Using the listing below, copy every line that mentions "content".
::::
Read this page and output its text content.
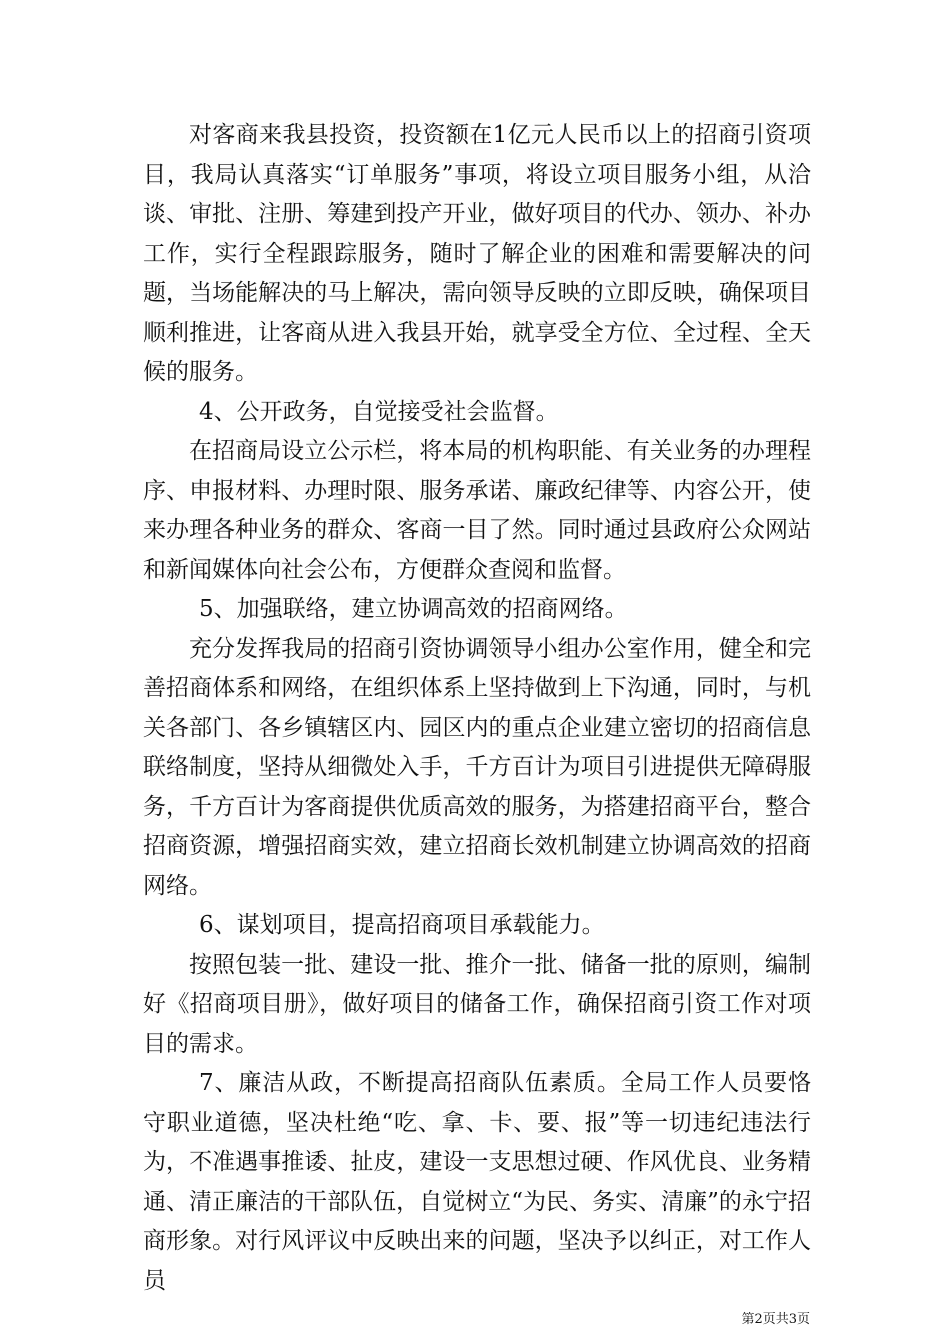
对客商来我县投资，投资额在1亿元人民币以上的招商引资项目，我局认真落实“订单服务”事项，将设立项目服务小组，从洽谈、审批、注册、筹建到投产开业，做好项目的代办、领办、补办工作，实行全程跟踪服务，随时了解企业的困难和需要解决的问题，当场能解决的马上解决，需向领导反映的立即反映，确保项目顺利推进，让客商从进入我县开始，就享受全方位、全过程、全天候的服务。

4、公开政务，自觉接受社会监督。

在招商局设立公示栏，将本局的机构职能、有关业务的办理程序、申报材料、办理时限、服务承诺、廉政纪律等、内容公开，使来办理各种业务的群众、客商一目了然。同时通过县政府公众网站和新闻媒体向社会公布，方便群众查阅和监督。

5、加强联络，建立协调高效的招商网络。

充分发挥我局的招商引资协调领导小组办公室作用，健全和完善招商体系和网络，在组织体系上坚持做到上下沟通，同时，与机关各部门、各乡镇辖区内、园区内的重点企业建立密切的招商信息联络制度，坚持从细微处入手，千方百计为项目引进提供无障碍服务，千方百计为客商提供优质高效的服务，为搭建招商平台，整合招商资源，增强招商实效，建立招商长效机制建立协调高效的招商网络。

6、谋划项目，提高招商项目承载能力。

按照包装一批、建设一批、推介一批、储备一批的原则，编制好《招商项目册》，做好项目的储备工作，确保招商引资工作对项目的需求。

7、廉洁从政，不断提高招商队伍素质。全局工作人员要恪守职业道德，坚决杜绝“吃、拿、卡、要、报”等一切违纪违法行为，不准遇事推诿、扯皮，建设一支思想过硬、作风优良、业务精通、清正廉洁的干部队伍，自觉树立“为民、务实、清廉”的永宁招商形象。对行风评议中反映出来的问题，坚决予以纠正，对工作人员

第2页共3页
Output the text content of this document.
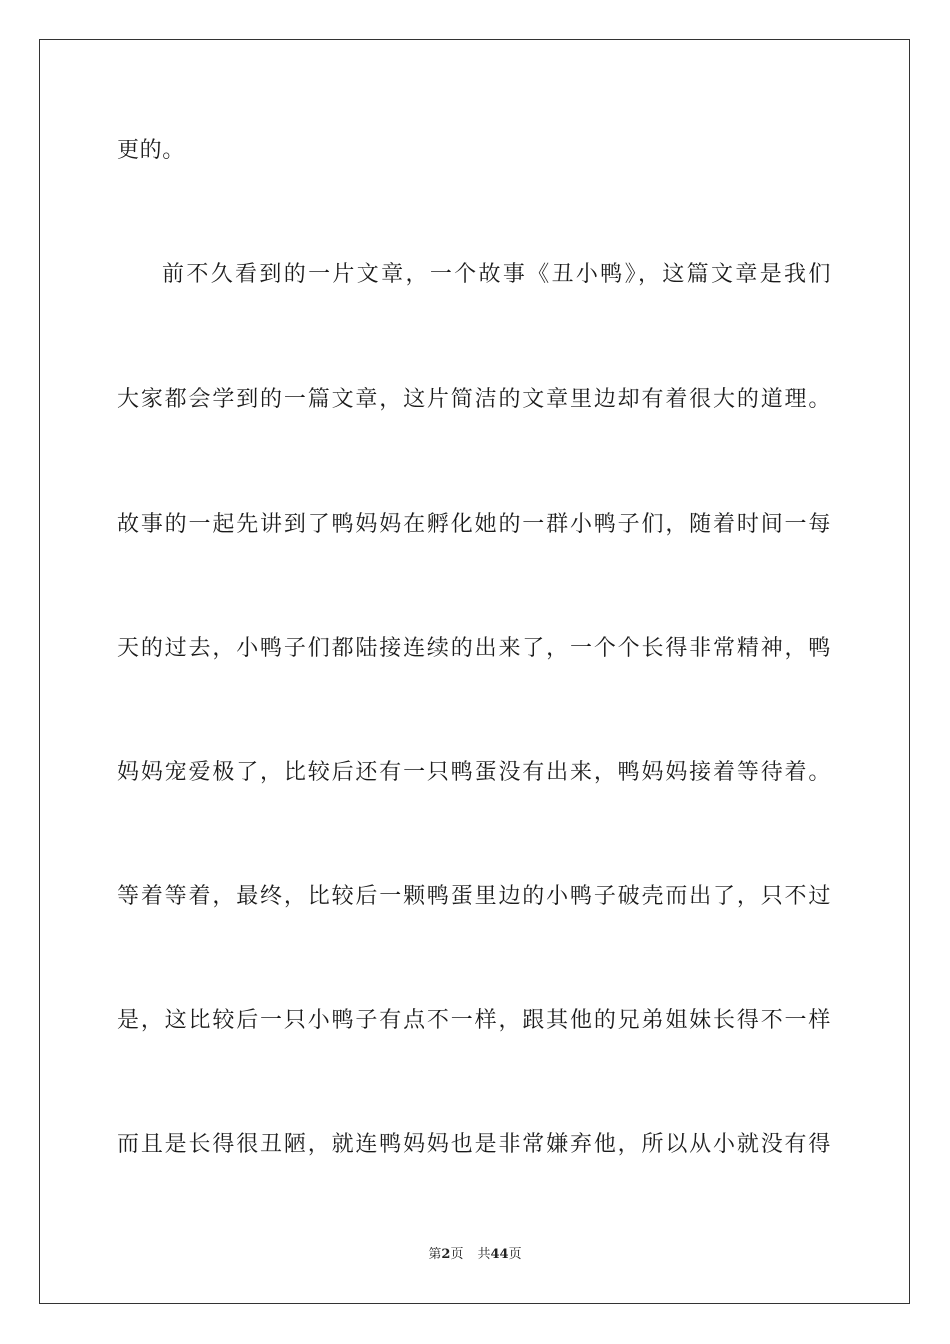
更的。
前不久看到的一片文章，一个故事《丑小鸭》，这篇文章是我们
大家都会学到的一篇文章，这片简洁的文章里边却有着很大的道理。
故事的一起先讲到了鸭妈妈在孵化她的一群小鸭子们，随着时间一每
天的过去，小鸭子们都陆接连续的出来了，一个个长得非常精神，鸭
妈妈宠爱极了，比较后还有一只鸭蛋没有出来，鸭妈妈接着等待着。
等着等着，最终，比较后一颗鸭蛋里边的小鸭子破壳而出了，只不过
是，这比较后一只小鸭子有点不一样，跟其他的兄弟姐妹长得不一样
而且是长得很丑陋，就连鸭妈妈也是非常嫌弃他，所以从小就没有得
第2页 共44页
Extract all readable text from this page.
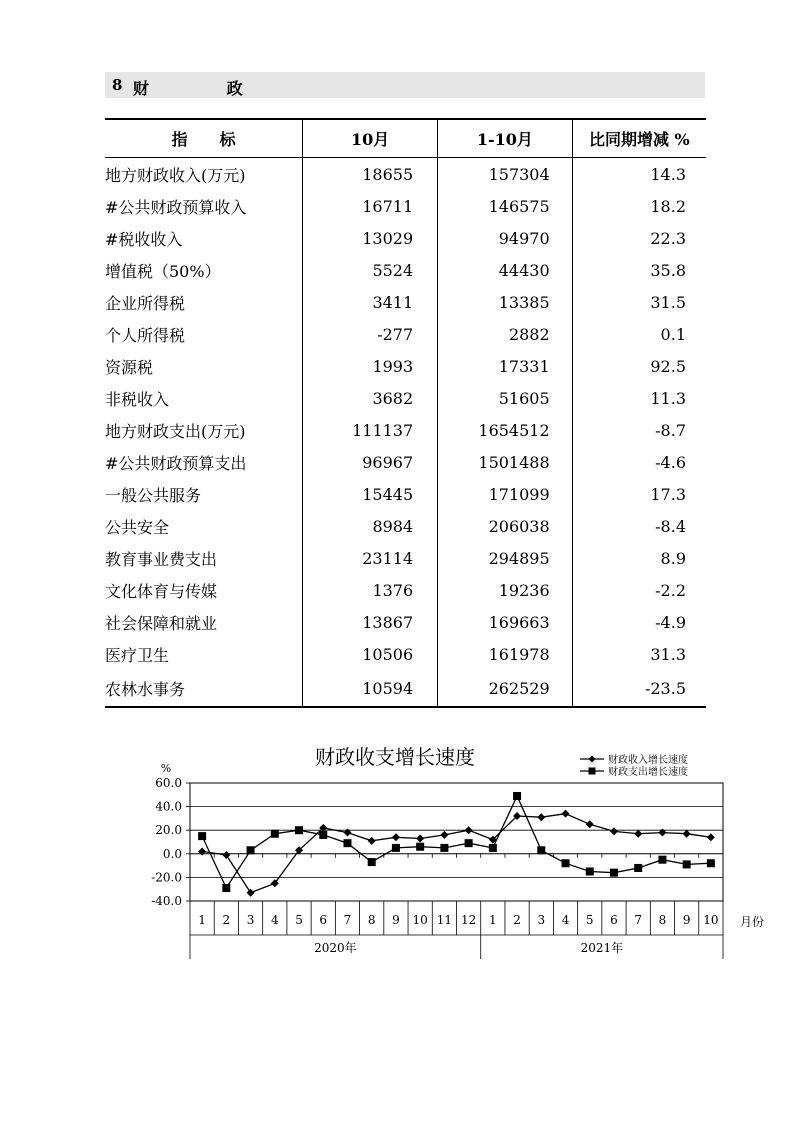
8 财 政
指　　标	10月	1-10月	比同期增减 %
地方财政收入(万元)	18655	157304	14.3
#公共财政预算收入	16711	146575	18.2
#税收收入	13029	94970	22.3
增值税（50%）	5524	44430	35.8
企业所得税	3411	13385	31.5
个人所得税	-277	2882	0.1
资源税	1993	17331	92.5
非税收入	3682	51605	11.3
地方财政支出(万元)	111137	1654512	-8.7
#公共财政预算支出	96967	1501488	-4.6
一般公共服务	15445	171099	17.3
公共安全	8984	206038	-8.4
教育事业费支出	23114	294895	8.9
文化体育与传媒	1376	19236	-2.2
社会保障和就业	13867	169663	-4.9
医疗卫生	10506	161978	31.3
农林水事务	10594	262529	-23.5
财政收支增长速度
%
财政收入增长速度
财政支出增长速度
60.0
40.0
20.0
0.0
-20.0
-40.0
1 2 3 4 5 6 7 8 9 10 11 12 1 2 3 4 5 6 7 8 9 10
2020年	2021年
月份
::::
= Written reply =
Read this page and output its text content.
Output the text content of this document.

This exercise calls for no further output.